___ Available data ___

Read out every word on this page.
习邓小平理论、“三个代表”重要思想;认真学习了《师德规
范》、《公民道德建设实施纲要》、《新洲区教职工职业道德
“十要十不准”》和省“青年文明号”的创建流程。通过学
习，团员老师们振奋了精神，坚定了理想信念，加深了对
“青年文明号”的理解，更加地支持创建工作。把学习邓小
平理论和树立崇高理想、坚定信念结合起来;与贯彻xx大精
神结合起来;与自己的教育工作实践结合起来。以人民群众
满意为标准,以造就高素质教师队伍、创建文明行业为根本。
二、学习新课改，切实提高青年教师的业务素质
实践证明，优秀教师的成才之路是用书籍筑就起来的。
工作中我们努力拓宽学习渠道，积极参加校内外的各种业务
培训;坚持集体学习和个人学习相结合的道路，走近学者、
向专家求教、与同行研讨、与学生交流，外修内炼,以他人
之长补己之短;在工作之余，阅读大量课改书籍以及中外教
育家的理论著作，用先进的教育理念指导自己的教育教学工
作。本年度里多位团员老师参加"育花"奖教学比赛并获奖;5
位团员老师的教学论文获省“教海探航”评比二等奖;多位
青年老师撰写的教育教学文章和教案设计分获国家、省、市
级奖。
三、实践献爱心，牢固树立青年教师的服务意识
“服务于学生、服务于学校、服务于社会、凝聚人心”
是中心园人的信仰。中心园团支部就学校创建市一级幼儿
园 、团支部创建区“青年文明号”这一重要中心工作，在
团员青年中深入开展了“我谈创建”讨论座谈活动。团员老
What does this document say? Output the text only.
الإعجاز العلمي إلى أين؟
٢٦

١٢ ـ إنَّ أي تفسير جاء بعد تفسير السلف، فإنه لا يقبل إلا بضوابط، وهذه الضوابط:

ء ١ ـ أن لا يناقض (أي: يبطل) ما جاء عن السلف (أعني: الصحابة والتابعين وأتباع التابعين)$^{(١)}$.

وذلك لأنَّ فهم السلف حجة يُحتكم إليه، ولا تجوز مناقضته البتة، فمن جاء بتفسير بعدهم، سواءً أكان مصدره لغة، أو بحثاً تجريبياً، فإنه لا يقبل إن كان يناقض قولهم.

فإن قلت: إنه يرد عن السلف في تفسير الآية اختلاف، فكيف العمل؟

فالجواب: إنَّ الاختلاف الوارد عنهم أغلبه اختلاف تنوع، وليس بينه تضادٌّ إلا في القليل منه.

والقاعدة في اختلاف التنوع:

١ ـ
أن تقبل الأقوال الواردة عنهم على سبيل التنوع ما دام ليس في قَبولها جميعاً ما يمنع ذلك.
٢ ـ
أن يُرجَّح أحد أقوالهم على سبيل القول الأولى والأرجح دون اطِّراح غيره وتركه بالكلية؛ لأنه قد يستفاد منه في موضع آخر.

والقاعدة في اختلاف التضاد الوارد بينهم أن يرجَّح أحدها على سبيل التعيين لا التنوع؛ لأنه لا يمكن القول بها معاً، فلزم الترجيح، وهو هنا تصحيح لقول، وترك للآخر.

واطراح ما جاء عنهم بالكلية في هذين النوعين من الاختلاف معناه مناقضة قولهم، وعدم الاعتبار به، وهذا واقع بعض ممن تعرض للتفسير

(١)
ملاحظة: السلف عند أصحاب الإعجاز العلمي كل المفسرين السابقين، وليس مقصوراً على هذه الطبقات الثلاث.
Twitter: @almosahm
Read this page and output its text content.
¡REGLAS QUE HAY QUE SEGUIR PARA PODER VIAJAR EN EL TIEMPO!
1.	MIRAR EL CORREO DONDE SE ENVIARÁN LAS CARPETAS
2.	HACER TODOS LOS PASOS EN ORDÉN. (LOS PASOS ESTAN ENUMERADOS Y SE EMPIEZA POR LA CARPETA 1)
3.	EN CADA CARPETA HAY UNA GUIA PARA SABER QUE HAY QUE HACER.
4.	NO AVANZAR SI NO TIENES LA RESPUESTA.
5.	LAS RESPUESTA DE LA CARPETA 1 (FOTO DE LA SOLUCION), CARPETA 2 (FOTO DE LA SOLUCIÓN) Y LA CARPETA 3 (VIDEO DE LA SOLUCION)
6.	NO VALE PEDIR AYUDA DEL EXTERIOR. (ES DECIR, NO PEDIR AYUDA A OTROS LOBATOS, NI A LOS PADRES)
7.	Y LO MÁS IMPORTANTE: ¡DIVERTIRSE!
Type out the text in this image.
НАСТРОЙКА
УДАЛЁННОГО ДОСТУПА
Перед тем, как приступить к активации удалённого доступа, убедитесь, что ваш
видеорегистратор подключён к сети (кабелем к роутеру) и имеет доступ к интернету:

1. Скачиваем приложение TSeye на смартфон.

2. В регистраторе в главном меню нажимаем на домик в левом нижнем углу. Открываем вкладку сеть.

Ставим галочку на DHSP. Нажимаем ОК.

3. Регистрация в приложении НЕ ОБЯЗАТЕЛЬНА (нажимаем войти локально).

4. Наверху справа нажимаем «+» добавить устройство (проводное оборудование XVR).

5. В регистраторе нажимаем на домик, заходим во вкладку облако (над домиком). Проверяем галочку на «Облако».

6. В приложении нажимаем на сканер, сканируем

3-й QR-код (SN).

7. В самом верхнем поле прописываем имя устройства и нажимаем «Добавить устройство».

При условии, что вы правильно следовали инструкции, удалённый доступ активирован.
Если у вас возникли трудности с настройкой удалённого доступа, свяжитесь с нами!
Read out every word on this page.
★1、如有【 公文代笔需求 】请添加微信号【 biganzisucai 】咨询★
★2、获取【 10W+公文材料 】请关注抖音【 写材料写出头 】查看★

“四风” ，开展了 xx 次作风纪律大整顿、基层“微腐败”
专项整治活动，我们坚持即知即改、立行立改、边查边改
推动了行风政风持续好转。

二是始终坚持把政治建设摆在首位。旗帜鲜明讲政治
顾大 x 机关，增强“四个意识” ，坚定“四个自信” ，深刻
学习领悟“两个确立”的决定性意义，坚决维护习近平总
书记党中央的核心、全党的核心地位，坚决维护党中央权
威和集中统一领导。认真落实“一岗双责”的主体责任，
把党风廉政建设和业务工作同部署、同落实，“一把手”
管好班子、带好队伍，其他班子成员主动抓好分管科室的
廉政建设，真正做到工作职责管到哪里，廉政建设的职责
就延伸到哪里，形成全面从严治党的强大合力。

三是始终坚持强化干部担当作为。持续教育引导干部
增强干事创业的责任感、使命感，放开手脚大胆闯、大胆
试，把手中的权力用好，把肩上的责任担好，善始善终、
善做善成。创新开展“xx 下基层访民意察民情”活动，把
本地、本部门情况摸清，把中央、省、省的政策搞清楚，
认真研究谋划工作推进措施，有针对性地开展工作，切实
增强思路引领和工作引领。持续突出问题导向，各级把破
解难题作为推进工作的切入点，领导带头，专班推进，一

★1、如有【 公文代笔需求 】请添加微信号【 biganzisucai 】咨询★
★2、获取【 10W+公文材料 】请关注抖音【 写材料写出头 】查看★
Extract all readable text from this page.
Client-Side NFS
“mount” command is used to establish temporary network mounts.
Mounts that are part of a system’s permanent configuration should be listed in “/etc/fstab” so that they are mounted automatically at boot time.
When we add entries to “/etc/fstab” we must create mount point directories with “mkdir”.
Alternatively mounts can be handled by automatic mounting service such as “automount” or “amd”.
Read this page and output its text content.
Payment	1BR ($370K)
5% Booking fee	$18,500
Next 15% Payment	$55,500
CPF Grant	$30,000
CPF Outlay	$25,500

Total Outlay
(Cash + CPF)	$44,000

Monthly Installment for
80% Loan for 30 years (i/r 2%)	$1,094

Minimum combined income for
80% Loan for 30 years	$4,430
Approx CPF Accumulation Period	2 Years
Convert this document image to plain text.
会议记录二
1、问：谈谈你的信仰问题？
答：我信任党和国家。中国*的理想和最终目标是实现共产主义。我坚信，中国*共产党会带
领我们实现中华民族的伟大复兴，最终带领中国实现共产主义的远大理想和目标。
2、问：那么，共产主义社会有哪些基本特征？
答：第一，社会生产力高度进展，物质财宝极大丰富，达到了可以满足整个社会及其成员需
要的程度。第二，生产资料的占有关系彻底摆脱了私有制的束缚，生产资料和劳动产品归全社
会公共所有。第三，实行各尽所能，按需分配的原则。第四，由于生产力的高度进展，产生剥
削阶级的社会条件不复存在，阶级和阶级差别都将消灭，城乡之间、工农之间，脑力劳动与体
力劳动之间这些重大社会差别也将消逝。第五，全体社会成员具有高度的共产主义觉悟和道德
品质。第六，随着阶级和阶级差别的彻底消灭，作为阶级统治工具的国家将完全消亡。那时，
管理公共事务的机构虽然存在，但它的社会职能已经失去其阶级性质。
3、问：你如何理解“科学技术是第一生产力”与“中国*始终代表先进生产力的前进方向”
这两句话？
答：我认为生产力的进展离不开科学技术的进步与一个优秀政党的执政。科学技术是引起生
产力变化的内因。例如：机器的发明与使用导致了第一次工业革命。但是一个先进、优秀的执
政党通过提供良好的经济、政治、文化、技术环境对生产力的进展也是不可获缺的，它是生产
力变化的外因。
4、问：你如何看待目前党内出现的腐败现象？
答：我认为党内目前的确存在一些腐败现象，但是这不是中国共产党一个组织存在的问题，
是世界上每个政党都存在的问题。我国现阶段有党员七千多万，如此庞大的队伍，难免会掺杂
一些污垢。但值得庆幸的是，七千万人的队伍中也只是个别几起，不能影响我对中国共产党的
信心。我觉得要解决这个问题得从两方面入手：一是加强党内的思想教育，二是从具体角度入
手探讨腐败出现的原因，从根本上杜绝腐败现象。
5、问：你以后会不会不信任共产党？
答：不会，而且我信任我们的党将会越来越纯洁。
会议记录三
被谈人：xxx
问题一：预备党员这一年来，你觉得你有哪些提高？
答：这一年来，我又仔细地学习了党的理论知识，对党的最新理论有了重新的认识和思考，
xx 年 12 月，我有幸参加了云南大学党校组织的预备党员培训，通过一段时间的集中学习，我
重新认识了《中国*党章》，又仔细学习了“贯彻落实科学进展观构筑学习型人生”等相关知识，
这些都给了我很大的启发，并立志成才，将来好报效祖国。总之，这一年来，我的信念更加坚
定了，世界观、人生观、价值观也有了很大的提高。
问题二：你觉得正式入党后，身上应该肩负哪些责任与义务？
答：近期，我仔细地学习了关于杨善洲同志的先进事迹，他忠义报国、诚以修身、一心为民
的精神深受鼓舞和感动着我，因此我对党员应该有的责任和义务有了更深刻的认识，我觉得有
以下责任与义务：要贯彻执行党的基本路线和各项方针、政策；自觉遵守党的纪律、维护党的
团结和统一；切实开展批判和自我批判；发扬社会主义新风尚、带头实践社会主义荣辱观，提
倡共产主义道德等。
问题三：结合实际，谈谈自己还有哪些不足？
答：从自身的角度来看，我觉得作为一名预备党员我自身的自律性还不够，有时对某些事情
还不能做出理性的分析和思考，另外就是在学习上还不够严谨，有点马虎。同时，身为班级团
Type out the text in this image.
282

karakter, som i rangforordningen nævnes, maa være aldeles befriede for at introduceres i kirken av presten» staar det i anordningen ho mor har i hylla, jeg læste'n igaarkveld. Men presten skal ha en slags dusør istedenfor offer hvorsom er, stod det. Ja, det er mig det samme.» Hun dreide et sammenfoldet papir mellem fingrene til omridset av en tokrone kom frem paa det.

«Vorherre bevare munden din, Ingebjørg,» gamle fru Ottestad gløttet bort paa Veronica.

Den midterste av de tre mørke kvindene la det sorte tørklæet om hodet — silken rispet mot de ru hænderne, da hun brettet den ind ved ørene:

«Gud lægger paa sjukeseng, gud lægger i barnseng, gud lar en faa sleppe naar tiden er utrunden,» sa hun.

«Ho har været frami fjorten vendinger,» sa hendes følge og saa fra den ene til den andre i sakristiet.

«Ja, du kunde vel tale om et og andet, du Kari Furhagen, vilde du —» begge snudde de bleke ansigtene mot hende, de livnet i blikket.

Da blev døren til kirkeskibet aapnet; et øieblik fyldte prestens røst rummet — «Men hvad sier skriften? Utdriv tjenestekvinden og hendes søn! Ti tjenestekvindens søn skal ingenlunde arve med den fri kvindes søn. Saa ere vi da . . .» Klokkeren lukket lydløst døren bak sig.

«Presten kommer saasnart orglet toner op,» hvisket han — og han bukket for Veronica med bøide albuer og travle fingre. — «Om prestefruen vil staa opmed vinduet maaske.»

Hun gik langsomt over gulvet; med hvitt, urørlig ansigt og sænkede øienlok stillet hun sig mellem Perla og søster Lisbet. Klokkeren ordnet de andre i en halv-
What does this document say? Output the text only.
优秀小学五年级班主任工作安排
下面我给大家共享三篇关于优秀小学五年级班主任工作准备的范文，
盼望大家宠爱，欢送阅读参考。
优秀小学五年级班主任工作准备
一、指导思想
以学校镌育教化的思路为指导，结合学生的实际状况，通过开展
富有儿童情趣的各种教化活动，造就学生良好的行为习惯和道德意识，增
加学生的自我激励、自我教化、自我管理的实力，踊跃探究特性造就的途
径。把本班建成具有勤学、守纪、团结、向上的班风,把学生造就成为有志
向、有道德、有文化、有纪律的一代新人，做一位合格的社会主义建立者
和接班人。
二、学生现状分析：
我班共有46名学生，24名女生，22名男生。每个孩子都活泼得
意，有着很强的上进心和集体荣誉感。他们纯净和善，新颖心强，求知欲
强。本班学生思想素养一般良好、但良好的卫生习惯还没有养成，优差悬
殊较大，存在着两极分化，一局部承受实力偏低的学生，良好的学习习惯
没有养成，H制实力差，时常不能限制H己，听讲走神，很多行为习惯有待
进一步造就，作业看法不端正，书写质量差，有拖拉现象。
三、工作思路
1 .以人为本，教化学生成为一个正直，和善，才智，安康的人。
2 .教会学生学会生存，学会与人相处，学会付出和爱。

___

Required work – Please list every line of the records that contains "يقبل".

Task output –
١٢ ـ إنَّ أي تفسير جاء بعد تفسير السلف، فإنه لا يقبل إلا بضوابط، وهذه الضوابط:
وذلك لأنَّ فهم السلف حجة يُحتكم إليه، ولا تجوز مناقضته البتة، فمن جاء بتفسير بعدهم، سواءً أكان مصدره لغة، أو بحثاً تجريبياً، فإنه لا يقبل إن كان يناقض قولهم.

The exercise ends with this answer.